— Document passage —
================================
It must be admitted that defining Scotland and the Scots hardly seems to be much of a problem according to the generally established contours of how Scotland first took shape in this period. From the beginning, we are told, there were Scots (originating from Ireland) who settled in Argyll around the year 500 AD as a branch of the Ulster kingdom of Dál Riata. Around the year 843 Cinaed mac Alpin (‘Kenneth I’), king of Dál Riata, became king of the Picts and so formed the kingdom of Scotland by uniting Picts and Scots. Scotland’s kings are therefore numbered from Cinaed (Kenneth) onwards. In the process the Scots overwhelmed the Picts, who subsequently vanished. The kingdom expanded southwards, taking Edinburgh in the reign of Illulb mac Constantin (954–62), and incorporating ‘Strathclyde’ after its last king died (probably) in 1018. The Scottish king at that time, Mael Coluim mac Cinaeda (‘Malcolm II’) (1005–34), therefore, sometimes vies with Cinaed mac Alpin as the first king of a ‘united’ Scotland.4 Throughout such an account ‘Scotland’ is defined as the Scotland of today, progressively ‘unified’ first of all when ‘Kenneth I’ overran the Picts and (allegedly) began to rule most of Scotland, and then finally when his successors gained control over what remained of mainland Scotland. The Scots, in turn, are ultimately the people whose kings conquered the Picts and expanded their realm into southern Scotland. Bede referred to them (while they were still confined to Argyll) as Scoti, so any quibble about the matter would apparently seem unnecessary. In short, Scotland is seen first-and-foremost as a concrete reality—the medieval kingdom and, ultimately, the present-day country.
================================
— Entries supplied —
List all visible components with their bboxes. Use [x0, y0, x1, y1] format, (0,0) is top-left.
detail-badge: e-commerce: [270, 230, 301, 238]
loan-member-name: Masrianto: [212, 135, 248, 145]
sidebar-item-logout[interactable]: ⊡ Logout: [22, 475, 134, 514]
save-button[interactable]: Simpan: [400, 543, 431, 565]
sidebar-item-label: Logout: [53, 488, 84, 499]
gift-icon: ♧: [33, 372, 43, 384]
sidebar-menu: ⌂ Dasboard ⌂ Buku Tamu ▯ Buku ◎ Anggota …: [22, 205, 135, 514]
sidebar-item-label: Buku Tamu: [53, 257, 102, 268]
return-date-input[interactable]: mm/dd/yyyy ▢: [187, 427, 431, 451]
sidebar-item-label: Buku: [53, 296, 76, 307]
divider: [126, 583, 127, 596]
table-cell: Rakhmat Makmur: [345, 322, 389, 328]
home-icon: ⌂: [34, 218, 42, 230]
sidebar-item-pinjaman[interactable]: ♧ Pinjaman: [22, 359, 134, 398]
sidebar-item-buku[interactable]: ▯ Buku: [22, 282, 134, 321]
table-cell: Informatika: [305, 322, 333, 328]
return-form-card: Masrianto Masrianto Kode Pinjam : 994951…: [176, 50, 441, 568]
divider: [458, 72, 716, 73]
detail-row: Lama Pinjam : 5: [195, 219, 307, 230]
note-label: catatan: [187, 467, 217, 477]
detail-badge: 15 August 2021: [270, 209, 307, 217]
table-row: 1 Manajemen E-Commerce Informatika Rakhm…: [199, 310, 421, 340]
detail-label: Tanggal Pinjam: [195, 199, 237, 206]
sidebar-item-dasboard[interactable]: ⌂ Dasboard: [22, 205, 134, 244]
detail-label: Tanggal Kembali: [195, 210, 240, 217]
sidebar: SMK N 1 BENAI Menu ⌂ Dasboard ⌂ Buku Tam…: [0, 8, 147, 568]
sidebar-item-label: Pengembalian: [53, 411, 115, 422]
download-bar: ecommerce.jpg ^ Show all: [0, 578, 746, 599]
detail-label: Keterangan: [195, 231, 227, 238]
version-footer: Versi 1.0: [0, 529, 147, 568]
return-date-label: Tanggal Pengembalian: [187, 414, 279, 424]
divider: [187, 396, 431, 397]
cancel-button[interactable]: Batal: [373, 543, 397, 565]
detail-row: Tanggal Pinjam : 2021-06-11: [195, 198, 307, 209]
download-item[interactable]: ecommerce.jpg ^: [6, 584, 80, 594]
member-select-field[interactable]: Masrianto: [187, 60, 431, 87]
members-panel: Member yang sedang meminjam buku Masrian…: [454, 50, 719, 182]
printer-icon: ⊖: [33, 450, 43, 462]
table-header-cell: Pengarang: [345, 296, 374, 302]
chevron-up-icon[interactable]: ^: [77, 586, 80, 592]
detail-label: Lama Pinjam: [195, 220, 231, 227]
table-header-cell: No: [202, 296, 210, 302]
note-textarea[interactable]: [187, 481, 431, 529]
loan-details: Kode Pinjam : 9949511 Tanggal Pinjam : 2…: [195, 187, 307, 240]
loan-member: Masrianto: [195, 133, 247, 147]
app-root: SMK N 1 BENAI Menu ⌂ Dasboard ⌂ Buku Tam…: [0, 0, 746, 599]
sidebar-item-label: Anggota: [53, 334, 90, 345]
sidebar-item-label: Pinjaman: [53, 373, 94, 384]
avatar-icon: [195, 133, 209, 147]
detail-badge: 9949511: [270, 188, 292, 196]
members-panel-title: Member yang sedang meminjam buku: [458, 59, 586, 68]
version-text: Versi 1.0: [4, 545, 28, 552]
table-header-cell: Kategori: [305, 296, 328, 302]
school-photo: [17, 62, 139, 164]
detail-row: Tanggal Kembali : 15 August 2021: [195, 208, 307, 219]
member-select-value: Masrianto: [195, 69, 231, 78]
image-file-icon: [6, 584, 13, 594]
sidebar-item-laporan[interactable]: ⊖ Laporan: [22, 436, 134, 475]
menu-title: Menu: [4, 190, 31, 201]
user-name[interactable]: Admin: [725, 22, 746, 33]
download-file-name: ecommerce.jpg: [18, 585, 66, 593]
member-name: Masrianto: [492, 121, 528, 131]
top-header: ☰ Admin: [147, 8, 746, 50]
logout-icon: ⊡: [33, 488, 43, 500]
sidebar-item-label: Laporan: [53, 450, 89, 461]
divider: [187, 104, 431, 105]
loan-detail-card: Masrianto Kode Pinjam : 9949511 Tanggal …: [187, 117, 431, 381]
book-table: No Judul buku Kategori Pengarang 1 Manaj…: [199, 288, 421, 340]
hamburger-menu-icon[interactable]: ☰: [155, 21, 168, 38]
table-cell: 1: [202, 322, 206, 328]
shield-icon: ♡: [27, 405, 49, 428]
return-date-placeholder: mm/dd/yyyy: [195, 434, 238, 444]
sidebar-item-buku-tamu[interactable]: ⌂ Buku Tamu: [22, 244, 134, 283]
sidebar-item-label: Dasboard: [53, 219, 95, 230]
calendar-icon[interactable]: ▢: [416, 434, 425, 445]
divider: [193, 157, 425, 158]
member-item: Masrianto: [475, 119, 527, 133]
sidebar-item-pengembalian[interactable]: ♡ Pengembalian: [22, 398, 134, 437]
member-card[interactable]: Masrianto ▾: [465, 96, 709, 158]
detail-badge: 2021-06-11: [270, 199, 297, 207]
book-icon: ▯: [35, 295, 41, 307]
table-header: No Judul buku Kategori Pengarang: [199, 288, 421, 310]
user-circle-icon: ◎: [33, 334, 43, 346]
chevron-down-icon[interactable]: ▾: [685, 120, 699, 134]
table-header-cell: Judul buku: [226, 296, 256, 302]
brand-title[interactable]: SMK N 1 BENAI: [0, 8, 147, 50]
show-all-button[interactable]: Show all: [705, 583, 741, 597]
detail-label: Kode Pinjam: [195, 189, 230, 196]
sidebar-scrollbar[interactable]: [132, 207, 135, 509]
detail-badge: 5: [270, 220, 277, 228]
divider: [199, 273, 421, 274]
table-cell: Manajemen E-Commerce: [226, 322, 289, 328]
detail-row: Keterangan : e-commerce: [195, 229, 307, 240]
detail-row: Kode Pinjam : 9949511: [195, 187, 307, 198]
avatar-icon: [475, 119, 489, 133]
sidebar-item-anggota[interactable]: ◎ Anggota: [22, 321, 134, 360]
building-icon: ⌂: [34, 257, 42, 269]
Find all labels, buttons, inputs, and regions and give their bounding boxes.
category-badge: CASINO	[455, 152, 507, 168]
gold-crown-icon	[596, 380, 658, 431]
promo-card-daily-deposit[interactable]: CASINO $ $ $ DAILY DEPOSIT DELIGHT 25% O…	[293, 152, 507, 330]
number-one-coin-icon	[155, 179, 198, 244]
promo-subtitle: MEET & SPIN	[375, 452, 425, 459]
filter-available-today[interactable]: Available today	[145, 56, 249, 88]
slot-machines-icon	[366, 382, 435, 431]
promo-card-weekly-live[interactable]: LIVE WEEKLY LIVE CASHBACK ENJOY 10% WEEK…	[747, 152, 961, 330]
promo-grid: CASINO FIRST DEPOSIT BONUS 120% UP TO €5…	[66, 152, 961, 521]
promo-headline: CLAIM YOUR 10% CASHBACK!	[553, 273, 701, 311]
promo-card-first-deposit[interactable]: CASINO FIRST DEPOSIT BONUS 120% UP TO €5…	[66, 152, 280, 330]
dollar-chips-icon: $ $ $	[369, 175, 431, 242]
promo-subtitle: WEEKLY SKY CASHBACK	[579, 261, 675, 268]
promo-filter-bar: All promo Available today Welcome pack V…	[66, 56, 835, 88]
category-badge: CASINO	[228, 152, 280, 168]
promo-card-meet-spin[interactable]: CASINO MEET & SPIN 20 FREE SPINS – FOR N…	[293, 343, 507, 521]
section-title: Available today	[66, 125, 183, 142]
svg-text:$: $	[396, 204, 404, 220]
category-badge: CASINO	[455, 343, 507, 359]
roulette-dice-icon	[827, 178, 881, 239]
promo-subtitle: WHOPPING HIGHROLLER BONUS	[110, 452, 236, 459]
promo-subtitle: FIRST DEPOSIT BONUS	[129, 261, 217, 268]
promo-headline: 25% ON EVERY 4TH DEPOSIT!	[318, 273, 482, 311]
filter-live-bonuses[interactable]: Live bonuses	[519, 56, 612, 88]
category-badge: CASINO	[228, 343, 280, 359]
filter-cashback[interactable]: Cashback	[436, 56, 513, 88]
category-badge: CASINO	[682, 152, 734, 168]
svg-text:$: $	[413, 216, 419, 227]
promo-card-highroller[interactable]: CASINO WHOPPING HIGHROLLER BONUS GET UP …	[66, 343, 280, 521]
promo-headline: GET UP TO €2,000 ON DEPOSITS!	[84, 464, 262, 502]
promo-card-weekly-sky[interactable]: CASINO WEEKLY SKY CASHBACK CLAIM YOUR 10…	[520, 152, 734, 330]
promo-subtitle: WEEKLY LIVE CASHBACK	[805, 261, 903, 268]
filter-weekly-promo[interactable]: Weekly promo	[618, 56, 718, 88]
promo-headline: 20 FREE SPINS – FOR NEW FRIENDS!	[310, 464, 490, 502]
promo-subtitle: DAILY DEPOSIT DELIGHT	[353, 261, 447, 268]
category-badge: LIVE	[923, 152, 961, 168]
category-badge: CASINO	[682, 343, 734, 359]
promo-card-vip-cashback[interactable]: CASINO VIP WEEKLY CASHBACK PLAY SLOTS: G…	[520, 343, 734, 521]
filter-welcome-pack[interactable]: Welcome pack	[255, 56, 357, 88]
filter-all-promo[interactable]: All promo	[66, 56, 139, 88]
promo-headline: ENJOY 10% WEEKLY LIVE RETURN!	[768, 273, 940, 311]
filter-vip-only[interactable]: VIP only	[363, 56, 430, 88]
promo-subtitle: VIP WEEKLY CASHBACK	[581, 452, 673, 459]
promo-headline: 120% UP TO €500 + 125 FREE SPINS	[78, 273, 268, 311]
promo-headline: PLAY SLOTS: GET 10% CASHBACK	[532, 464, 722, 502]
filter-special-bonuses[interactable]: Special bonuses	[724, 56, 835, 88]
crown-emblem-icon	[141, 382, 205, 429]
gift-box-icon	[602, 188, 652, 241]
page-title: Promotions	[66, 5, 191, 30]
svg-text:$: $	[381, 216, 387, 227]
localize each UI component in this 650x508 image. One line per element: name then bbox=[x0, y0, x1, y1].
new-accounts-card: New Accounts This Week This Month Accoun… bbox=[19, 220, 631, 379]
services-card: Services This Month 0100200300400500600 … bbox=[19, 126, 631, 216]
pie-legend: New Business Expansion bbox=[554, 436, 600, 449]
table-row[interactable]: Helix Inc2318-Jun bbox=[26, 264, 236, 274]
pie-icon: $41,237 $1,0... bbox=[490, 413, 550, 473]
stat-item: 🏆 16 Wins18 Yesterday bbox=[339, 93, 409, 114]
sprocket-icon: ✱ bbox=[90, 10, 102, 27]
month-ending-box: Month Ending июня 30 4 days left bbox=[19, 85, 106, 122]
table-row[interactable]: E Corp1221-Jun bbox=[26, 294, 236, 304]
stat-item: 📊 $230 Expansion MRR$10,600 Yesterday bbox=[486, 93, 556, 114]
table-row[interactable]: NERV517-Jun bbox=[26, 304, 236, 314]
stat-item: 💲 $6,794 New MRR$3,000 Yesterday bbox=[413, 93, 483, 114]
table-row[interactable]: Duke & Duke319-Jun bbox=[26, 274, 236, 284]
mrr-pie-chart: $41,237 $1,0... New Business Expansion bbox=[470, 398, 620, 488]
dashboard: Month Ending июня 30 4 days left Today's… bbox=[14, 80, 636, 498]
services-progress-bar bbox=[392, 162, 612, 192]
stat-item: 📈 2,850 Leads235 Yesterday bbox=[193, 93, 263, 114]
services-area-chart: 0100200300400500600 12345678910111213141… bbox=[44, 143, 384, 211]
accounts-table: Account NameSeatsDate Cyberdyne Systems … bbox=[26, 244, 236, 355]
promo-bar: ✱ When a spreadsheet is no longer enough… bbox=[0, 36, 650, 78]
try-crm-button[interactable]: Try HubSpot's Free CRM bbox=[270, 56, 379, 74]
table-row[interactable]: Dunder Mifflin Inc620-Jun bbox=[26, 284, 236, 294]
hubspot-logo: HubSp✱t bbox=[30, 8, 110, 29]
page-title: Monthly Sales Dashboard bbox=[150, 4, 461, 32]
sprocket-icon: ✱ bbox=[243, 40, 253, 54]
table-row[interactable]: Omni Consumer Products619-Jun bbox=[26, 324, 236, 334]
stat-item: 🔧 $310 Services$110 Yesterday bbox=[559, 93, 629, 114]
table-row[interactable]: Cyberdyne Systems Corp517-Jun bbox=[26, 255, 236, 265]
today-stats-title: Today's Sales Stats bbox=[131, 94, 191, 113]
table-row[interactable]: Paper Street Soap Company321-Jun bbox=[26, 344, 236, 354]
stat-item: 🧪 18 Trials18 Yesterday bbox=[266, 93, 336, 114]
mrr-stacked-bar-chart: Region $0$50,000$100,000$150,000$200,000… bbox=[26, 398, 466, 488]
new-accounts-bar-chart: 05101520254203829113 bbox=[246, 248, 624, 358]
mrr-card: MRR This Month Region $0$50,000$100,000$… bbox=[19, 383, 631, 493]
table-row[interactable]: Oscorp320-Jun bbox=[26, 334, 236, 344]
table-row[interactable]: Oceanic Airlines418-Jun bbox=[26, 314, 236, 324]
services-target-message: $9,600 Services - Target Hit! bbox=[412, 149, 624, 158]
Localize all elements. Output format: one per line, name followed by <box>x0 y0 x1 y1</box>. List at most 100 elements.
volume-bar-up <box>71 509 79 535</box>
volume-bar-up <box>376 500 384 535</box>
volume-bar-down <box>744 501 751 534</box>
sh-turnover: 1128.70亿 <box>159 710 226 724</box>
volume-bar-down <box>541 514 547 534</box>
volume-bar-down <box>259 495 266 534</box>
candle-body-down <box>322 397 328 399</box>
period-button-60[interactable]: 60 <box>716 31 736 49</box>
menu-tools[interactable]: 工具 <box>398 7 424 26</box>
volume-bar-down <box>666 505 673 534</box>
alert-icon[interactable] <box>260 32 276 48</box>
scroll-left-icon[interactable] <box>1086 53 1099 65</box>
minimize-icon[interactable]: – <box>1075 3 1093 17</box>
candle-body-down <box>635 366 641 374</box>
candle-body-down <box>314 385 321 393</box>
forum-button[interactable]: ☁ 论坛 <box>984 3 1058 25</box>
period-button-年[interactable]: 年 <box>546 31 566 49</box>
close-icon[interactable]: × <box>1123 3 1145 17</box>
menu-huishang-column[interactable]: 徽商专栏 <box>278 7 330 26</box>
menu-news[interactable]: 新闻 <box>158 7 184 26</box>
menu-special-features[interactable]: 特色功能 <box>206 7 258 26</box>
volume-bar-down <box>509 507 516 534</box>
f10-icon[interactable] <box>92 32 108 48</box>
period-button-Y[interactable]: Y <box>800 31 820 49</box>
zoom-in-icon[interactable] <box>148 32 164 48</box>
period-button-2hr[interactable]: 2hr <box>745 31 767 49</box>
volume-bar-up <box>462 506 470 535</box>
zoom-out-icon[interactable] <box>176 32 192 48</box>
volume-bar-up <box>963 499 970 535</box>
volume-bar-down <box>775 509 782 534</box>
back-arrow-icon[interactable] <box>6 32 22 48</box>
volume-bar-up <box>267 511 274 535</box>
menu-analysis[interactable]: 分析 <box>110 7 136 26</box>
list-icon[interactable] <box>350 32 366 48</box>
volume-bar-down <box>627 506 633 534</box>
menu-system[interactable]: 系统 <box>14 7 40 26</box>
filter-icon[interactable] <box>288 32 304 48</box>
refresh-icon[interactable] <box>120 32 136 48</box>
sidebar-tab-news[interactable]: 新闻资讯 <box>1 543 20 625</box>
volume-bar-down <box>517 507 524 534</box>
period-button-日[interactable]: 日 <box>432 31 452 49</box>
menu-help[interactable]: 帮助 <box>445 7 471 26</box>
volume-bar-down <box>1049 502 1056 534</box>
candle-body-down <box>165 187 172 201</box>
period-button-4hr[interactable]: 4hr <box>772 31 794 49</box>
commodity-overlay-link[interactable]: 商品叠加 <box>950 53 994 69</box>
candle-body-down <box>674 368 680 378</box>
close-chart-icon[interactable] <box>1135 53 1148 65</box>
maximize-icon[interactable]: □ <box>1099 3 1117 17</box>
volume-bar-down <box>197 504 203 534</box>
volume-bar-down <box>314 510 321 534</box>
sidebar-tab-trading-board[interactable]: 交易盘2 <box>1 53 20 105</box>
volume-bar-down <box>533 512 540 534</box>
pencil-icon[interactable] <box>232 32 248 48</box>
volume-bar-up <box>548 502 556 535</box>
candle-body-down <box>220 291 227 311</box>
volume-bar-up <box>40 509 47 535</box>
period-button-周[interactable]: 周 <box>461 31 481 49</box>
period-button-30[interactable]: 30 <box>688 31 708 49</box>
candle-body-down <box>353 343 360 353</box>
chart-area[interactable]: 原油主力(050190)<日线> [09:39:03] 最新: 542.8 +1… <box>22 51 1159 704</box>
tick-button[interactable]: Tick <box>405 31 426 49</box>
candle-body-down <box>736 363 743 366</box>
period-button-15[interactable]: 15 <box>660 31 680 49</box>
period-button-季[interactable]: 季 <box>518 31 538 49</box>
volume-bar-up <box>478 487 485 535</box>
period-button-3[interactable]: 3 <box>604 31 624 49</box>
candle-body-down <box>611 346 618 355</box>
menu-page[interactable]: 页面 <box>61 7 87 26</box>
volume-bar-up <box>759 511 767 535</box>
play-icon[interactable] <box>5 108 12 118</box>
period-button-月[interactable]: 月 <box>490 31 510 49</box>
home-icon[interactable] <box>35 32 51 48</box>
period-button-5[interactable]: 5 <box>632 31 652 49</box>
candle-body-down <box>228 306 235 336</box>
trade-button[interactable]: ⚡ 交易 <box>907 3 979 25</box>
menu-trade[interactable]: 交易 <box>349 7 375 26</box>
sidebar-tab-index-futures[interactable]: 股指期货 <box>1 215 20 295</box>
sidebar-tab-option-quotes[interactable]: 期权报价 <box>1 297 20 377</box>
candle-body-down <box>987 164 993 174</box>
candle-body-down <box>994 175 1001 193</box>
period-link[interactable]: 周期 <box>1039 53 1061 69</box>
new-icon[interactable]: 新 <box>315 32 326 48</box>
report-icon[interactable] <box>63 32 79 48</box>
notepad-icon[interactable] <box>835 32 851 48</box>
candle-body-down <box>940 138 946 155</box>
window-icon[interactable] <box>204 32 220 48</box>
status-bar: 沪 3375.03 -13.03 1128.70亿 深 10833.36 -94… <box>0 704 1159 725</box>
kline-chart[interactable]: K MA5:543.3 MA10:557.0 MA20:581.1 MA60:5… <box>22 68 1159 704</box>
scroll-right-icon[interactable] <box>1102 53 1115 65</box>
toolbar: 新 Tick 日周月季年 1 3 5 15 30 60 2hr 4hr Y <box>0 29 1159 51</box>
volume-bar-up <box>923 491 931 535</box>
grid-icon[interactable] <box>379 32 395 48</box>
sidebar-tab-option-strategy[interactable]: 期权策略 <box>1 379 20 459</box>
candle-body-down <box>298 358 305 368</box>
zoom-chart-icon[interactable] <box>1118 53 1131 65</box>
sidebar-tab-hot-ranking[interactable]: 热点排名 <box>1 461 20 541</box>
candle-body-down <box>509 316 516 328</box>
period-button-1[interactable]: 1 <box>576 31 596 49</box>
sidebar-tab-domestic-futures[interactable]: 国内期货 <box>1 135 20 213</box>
================================
— Given exercise —
In the text on how Scotland took shape, during whose reign did the kingdom take Edinburgh?

— Output for this exercise —
Illulb mac Constantin (954–62)